Short task>
Search the material for the word "обозначения" and report each line where it turns up.

Source material>
_ _ _

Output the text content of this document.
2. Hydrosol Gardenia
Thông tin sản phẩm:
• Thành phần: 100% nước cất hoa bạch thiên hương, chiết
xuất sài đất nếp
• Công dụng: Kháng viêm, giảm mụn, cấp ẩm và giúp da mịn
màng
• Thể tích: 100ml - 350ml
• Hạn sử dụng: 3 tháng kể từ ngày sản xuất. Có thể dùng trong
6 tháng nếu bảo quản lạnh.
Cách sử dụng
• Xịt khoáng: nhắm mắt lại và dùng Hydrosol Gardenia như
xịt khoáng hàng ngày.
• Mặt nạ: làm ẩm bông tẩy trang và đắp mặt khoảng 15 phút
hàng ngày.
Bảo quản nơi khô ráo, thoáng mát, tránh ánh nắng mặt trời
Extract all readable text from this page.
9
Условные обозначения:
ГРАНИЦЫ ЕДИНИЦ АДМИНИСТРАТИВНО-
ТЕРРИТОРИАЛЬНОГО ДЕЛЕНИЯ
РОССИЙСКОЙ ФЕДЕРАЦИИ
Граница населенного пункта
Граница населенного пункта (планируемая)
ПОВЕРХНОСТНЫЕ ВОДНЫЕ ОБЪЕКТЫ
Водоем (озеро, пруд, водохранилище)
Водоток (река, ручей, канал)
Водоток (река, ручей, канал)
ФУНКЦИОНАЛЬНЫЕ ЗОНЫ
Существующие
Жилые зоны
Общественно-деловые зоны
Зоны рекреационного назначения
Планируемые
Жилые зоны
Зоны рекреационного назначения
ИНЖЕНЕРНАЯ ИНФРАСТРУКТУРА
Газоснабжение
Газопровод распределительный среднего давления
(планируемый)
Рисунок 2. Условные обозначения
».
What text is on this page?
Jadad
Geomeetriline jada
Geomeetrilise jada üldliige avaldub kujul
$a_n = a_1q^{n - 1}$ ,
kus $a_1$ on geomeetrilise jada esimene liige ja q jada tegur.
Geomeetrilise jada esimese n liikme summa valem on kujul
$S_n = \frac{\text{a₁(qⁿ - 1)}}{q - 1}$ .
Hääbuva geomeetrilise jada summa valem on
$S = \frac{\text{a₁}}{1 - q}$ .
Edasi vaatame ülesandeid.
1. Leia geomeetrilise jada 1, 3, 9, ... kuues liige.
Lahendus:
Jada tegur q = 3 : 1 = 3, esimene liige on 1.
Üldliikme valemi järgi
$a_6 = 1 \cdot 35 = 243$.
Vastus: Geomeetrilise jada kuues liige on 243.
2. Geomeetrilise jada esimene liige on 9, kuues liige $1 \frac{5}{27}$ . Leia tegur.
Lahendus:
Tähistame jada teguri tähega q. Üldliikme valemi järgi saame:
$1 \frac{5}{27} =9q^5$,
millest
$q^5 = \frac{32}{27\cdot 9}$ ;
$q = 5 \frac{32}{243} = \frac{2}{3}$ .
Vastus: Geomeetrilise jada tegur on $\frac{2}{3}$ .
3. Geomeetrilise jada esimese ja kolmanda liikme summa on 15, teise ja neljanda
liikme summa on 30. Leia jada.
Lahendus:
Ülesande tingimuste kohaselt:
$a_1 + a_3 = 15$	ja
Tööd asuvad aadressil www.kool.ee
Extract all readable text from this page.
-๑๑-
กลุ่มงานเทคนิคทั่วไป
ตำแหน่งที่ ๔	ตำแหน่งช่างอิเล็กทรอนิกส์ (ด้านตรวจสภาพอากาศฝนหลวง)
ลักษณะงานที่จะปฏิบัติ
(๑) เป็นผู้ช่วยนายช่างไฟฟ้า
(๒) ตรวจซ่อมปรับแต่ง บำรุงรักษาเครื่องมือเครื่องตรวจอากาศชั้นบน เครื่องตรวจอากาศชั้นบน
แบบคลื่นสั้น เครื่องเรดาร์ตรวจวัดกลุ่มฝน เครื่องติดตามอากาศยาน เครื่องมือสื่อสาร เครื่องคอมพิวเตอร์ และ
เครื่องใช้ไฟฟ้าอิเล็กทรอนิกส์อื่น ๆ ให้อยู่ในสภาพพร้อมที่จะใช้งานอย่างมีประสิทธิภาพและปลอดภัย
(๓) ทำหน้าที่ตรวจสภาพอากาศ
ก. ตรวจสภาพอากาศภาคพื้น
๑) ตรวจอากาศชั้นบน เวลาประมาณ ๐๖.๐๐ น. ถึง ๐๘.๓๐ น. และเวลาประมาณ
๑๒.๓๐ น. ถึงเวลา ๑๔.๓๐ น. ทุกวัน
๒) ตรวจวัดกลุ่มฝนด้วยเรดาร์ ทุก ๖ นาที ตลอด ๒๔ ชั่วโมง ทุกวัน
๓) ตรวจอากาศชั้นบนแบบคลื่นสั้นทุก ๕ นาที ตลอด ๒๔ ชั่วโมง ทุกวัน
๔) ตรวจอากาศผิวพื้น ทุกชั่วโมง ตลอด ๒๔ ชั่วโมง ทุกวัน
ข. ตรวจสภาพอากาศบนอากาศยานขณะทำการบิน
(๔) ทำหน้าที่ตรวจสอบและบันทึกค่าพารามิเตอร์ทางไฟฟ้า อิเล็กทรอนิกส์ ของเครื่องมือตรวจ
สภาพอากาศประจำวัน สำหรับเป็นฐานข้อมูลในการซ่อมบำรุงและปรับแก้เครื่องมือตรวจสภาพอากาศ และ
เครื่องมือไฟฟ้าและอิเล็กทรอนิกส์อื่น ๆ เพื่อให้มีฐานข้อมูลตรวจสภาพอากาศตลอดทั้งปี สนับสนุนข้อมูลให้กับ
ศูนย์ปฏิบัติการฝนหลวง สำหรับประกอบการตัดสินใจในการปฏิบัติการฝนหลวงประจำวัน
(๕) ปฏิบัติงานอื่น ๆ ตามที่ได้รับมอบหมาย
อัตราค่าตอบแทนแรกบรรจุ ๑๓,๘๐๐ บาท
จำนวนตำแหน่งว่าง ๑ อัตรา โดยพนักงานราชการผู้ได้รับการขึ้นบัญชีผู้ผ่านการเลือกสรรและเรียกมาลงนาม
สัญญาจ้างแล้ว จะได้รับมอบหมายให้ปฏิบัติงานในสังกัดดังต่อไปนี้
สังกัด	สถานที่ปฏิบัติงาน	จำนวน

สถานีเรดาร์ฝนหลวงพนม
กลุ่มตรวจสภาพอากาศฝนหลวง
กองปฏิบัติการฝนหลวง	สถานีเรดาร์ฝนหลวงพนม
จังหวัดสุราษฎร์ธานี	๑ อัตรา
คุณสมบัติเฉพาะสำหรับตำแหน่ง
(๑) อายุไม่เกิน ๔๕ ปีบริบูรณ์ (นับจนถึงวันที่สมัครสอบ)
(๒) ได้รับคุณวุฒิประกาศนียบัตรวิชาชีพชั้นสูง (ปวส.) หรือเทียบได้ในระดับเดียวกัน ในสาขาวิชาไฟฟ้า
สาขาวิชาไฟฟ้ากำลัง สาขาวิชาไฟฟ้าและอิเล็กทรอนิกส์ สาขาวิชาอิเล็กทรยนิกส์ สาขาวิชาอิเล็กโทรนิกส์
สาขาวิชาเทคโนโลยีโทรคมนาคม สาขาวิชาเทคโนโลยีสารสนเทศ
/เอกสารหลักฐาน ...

_ _ _

Result for this task>
Условные обозначения:
Рисунок 2. Условные обозначения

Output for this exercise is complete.